- EXERCISE OBJECTIVE -
Transcribe the entries below exactly; leave every image out.

── PROVIDED RECORDS

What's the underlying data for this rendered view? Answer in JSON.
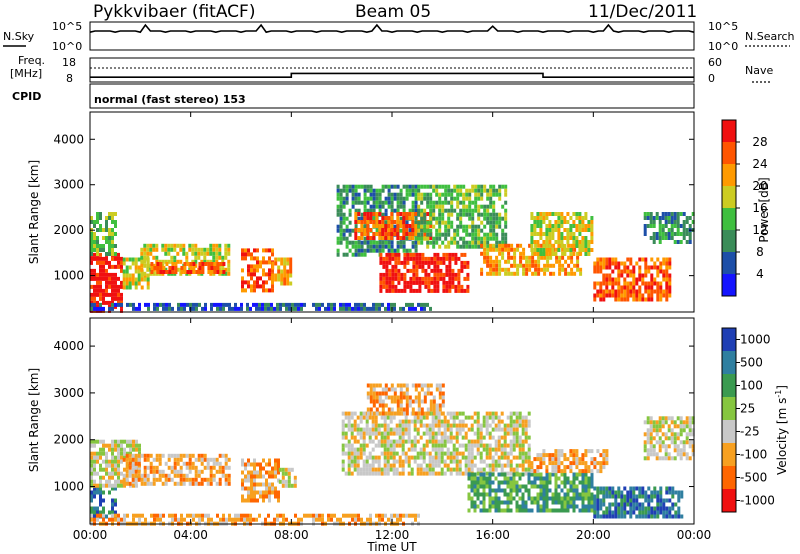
{
  "header": {
    "station": "Pykkvibaer (fitACF)",
    "beam": "Beam 05",
    "date": "11/Dec/2011"
  },
  "noise_panel": {
    "left_label": "N.Sky",
    "right_label": "N.Search",
    "left_ticks": [
      "10^5",
      "10^0"
    ],
    "right_ticks": [
      "10^5",
      "10^0"
    ]
  },
  "freq_panel": {
    "left_label_line1": "Freq.",
    "left_label_line2": "[MHz]",
    "right_label": "Nave",
    "left_ticks": [
      "18",
      "8"
    ],
    "right_ticks": [
      "60",
      "0"
    ],
    "freq_steps": [
      {
        "t": 0,
        "mhz": 10.0
      },
      {
        "t": 8.0,
        "mhz": 10.0
      },
      {
        "t": 8.0,
        "mhz": 11.6
      },
      {
        "t": 18.0,
        "mhz": 11.6
      },
      {
        "t": 18.0,
        "mhz": 10.0
      },
      {
        "t": 24.0,
        "mhz": 10.0
      }
    ]
  },
  "cpid_panel": {
    "label": "CPID",
    "mode_text": "normal (fast stereo) 153"
  },
  "x_axis": {
    "label": "Time UT",
    "ticks": [
      "00:00",
      "04:00",
      "08:00",
      "12:00",
      "16:00",
      "20:00",
      "00:00"
    ]
  },
  "chart_data": [
    {
      "type": "heatmap",
      "ylabel": "Slant Range [km]",
      "ylim": [
        200,
        4600
      ],
      "yticks": [
        "1000",
        "2000",
        "3000",
        "4000"
      ],
      "xlim": [
        0,
        24
      ],
      "colorbar_label": "Power [dB]",
      "colorbar_ticks": [
        "4",
        "8",
        "12",
        "16",
        "20",
        "24",
        "28"
      ],
      "colors": [
        "#1414ff",
        "#1d4fa8",
        "#3a8c58",
        "#3fbf3f",
        "#cccc22",
        "#ff9a00",
        "#ff5500",
        "#f01010"
      ],
      "regions": [
        {
          "t0": 0.0,
          "t1": 1.3,
          "r0": 250,
          "r1": 1500,
          "lvl": 7
        },
        {
          "t0": 0.0,
          "t1": 1.0,
          "r0": 1500,
          "r1": 2400,
          "lvl": 3
        },
        {
          "t0": 1.3,
          "t1": 2.3,
          "r0": 700,
          "r1": 1400,
          "lvl": 4
        },
        {
          "t0": 2.0,
          "t1": 5.5,
          "r0": 1000,
          "r1": 1700,
          "lvl": 4
        },
        {
          "t0": 2.4,
          "t1": 5.3,
          "r0": 1050,
          "r1": 1300,
          "lvl": 6
        },
        {
          "t0": 6.0,
          "t1": 7.2,
          "r0": 700,
          "r1": 1600,
          "lvl": 6
        },
        {
          "t0": 7.2,
          "t1": 8.0,
          "r0": 800,
          "r1": 1400,
          "lvl": 5
        },
        {
          "t0": 9.8,
          "t1": 13.0,
          "r0": 1500,
          "r1": 3000,
          "lvl": 2
        },
        {
          "t0": 10.5,
          "t1": 13.5,
          "r0": 1800,
          "r1": 2400,
          "lvl": 6
        },
        {
          "t0": 11.5,
          "t1": 15.0,
          "r0": 700,
          "r1": 1500,
          "lvl": 7
        },
        {
          "t0": 13.0,
          "t1": 16.5,
          "r0": 1600,
          "r1": 3000,
          "lvl": 3
        },
        {
          "t0": 15.5,
          "t1": 19.5,
          "r0": 1000,
          "r1": 1700,
          "lvl": 5
        },
        {
          "t0": 17.5,
          "t1": 20.0,
          "r0": 1500,
          "r1": 2400,
          "lvl": 4
        },
        {
          "t0": 20.0,
          "t1": 23.0,
          "r0": 500,
          "r1": 1400,
          "lvl": 6
        },
        {
          "t0": 22.0,
          "t1": 24.0,
          "r0": 1700,
          "r1": 2400,
          "lvl": 2
        },
        {
          "t0": 0.0,
          "t1": 13.5,
          "r0": 230,
          "r1": 400,
          "lvl": 1
        }
      ]
    },
    {
      "type": "heatmap",
      "ylabel": "Slant Range [km]",
      "ylim": [
        200,
        4600
      ],
      "yticks": [
        "1000",
        "2000",
        "3000",
        "4000"
      ],
      "xlim": [
        0,
        24
      ],
      "colorbar_label": "Velocity [m s^-1]",
      "colorbar_ticks": [
        "1000",
        "500",
        "100",
        "25",
        "-25",
        "-100",
        "-500",
        "-1000"
      ],
      "colors": [
        "#1f3fb4",
        "#2f7fa0",
        "#3a9a50",
        "#86c640",
        "#c8c8c8",
        "#f7a020",
        "#ff6600",
        "#f01010"
      ],
      "regions": [
        {
          "t0": 0.0,
          "t1": 1.0,
          "r0": 400,
          "r1": 1000,
          "lvl": 1
        },
        {
          "t0": 0.0,
          "t1": 2.0,
          "r0": 1000,
          "r1": 2000,
          "lvl": 4
        },
        {
          "t0": 1.3,
          "t1": 5.5,
          "r0": 1100,
          "r1": 1700,
          "lvl": 5
        },
        {
          "t0": 6.0,
          "t1": 7.5,
          "r0": 700,
          "r1": 1600,
          "lvl": 5
        },
        {
          "t0": 7.5,
          "t1": 8.2,
          "r0": 1000,
          "r1": 1400,
          "lvl": 4
        },
        {
          "t0": 10.0,
          "t1": 17.5,
          "r0": 1300,
          "r1": 2600,
          "lvl": 4
        },
        {
          "t0": 11.0,
          "t1": 14.0,
          "r0": 2600,
          "r1": 3200,
          "lvl": 5
        },
        {
          "t0": 15.0,
          "t1": 20.0,
          "r0": 500,
          "r1": 1300,
          "lvl": 2
        },
        {
          "t0": 17.5,
          "t1": 20.5,
          "r0": 1300,
          "r1": 1800,
          "lvl": 5
        },
        {
          "t0": 20.0,
          "t1": 23.5,
          "r0": 400,
          "r1": 1000,
          "lvl": 1
        },
        {
          "t0": 22.0,
          "t1": 24.0,
          "r0": 1600,
          "r1": 2500,
          "lvl": 4
        },
        {
          "t0": 0.0,
          "t1": 13.0,
          "r0": 230,
          "r1": 420,
          "lvl": 5
        }
      ]
    }
  ]
}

────

- EXERCISE RESPONSE -
What's the underlying data for this rendered view? Answer in JSON.
{
  "header": {
    "station": "Pykkvibaer (fitACF)",
    "beam": "Beam 05",
    "date": "11/Dec/2011"
  },
  "noise_panel": {
    "left_label": "N.Sky",
    "right_label": "N.Search",
    "left_ticks": [
      "10^5",
      "10^0"
    ],
    "right_ticks": [
      "10^5",
      "10^0"
    ]
  },
  "freq_panel": {
    "left_label_line1": "Freq.",
    "left_label_line2": "[MHz]",
    "right_label": "Nave",
    "left_ticks": [
      "18",
      "8"
    ],
    "right_ticks": [
      "60",
      "0"
    ],
    "freq_steps": [
      {
        "t": 0,
        "mhz": 10.0
      },
      {
        "t": 8.0,
        "mhz": 10.0
      },
      {
        "t": 8.0,
        "mhz": 11.6
      },
      {
        "t": 18.0,
        "mhz": 11.6
      },
      {
        "t": 18.0,
        "mhz": 10.0
      },
      {
        "t": 24.0,
        "mhz": 10.0
      }
    ]
  },
  "cpid_panel": {
    "label": "CPID",
    "mode_text": "normal (fast stereo) 153"
  },
  "x_axis": {
    "label": "Time UT",
    "ticks": [
      "00:00",
      "04:00",
      "08:00",
      "12:00",
      "16:00",
      "20:00",
      "00:00"
    ]
  },
  "chart_data": [
    {
      "type": "heatmap",
      "ylabel": "Slant Range [km]",
      "ylim": [
        200,
        4600
      ],
      "yticks": [
        "1000",
        "2000",
        "3000",
        "4000"
      ],
      "xlim": [
        0,
        24
      ],
      "colorbar_label": "Power [dB]",
      "colorbar_ticks": [
        "4",
        "8",
        "12",
        "16",
        "20",
        "24",
        "28"
      ],
      "colors": [
        "#1414ff",
        "#1d4fa8",
        "#3a8c58",
        "#3fbf3f",
        "#cccc22",
        "#ff9a00",
        "#ff5500",
        "#f01010"
      ],
      "regions": [
        {
          "t0": 0.0,
          "t1": 1.3,
          "r0": 250,
          "r1": 1500,
          "lvl": 7
        },
        {
          "t0": 0.0,
          "t1": 1.0,
          "r0": 1500,
          "r1": 2400,
          "lvl": 3
        },
        {
          "t0": 1.3,
          "t1": 2.3,
          "r0": 700,
          "r1": 1400,
          "lvl": 4
        },
        {
          "t0": 2.0,
          "t1": 5.5,
          "r0": 1000,
          "r1": 1700,
          "lvl": 4
        },
        {
          "t0": 2.4,
          "t1": 5.3,
          "r0": 1050,
          "r1": 1300,
          "lvl": 6
        },
        {
          "t0": 6.0,
          "t1": 7.2,
          "r0": 700,
          "r1": 1600,
          "lvl": 6
        },
        {
          "t0": 7.2,
          "t1": 8.0,
          "r0": 800,
          "r1": 1400,
          "lvl": 5
        },
        {
          "t0": 9.8,
          "t1": 13.0,
          "r0": 1500,
          "r1": 3000,
          "lvl": 2
        },
        {
          "t0": 10.5,
          "t1": 13.5,
          "r0": 1800,
          "r1": 2400,
          "lvl": 6
        },
        {
          "t0": 11.5,
          "t1": 15.0,
          "r0": 700,
          "r1": 1500,
          "lvl": 7
        },
        {
          "t0": 13.0,
          "t1": 16.5,
          "r0": 1600,
          "r1": 3000,
          "lvl": 3
        },
        {
          "t0": 15.5,
          "t1": 19.5,
          "r0": 1000,
          "r1": 1700,
          "lvl": 5
        },
        {
          "t0": 17.5,
          "t1": 20.0,
          "r0": 1500,
          "r1": 2400,
          "lvl": 4
        },
        {
          "t0": 20.0,
          "t1": 23.0,
          "r0": 500,
          "r1": 1400,
          "lvl": 6
        },
        {
          "t0": 22.0,
          "t1": 24.0,
          "r0": 1700,
          "r1": 2400,
          "lvl": 2
        },
        {
          "t0": 0.0,
          "t1": 13.5,
          "r0": 230,
          "r1": 400,
          "lvl": 1
        }
      ]
    },
    {
      "type": "heatmap",
      "ylabel": "Slant Range [km]",
      "ylim": [
        200,
        4600
      ],
      "yticks": [
        "1000",
        "2000",
        "3000",
        "4000"
      ],
      "xlim": [
        0,
        24
      ],
      "colorbar_label": "Velocity [m s^-1]",
      "colorbar_ticks": [
        "1000",
        "500",
        "100",
        "25",
        "-25",
        "-100",
        "-500",
        "-1000"
      ],
      "colors": [
        "#1f3fb4",
        "#2f7fa0",
        "#3a9a50",
        "#86c640",
        "#c8c8c8",
        "#f7a020",
        "#ff6600",
        "#f01010"
      ],
      "regions": [
        {
          "t0": 0.0,
          "t1": 1.0,
          "r0": 400,
          "r1": 1000,
          "lvl": 1
        },
        {
          "t0": 0.0,
          "t1": 2.0,
          "r0": 1000,
          "r1": 2000,
          "lvl": 4
        },
        {
          "t0": 1.3,
          "t1": 5.5,
          "r0": 1100,
          "r1": 1700,
          "lvl": 5
        },
        {
          "t0": 6.0,
          "t1": 7.5,
          "r0": 700,
          "r1": 1600,
          "lvl": 5
        },
        {
          "t0": 7.5,
          "t1": 8.2,
          "r0": 1000,
          "r1": 1400,
          "lvl": 4
        },
        {
          "t0": 10.0,
          "t1": 17.5,
          "r0": 1300,
          "r1": 2600,
          "lvl": 4
        },
        {
          "t0": 11.0,
          "t1": 14.0,
          "r0": 2600,
          "r1": 3200,
          "lvl": 5
        },
        {
          "t0": 15.0,
          "t1": 20.0,
          "r0": 500,
          "r1": 1300,
          "lvl": 2
        },
        {
          "t0": 17.5,
          "t1": 20.5,
          "r0": 1300,
          "r1": 1800,
          "lvl": 5
        },
        {
          "t0": 20.0,
          "t1": 23.5,
          "r0": 400,
          "r1": 1000,
          "lvl": 1
        },
        {
          "t0": 22.0,
          "t1": 24.0,
          "r0": 1600,
          "r1": 2500,
          "lvl": 4
        },
        {
          "t0": 0.0,
          "t1": 13.0,
          "r0": 230,
          "r1": 420,
          "lvl": 5
        }
      ]
    }
  ]
}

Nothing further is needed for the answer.